LaToya Ruby Frazier A visual history of inequality in industrial America

Along the ancient path
of the Monongahela River,

Braddock, Pennsylvania sits
in the eastern region of Allegheny County,

approximately nine miles
outside of Pittsburgh.

An industrial suburb,

Braddock is home
to Andrew Carnegie’s first steel mill,

the Edgar Thomson Works.

Operating since 1875,

it is the last functioning
steel mill in the region.

For 12 years, I have produced
collaborative portraits,

still lifes, landscapes and aerial views

in order to build a visual archive
to address the intersection

of the steel industry,

the environment,

and the health care system’s impact
on the bodies of my family and community.

The tradition and grand
narrative of Braddock

is mostly comprised of stories
of industrialists and trade unions.

Currently, the new narrative
about Braddock,

a poster child for Rust Belt
revitalization,

is a story of urban pioneers
discovering a new frontier.

Mass media has omitted the fact
that Braddock is predominantly black.

Our existence has been co-opted,
silenced and erased.

Dataset content:

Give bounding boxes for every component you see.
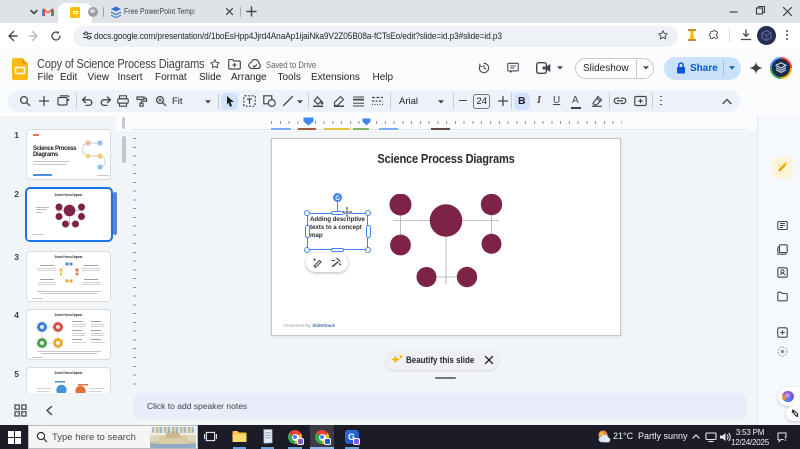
svg-text:1: 1 — [784, 437, 787, 443]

Problems to solve:
(A) According to the text about Braddock, why has Frazier spent 12 years producing portraits and other images?
(B) In the text about Braddock, since what year has the Edgar Thomson Works been operating?
(C) List every kind of image that the text about Braddock says Frazier has produced.
The listing is separate material, apart from the text about Braddock.

Solutions below:
(A) The purpose is to build a visual archive that addresses the intersection of the steel industry, the environment, and the health care system's impact on the bodies of Frazier's family and community.

(B) Since 1875.

(C) Collaborative portraits, still lifes, landscapes, aerial views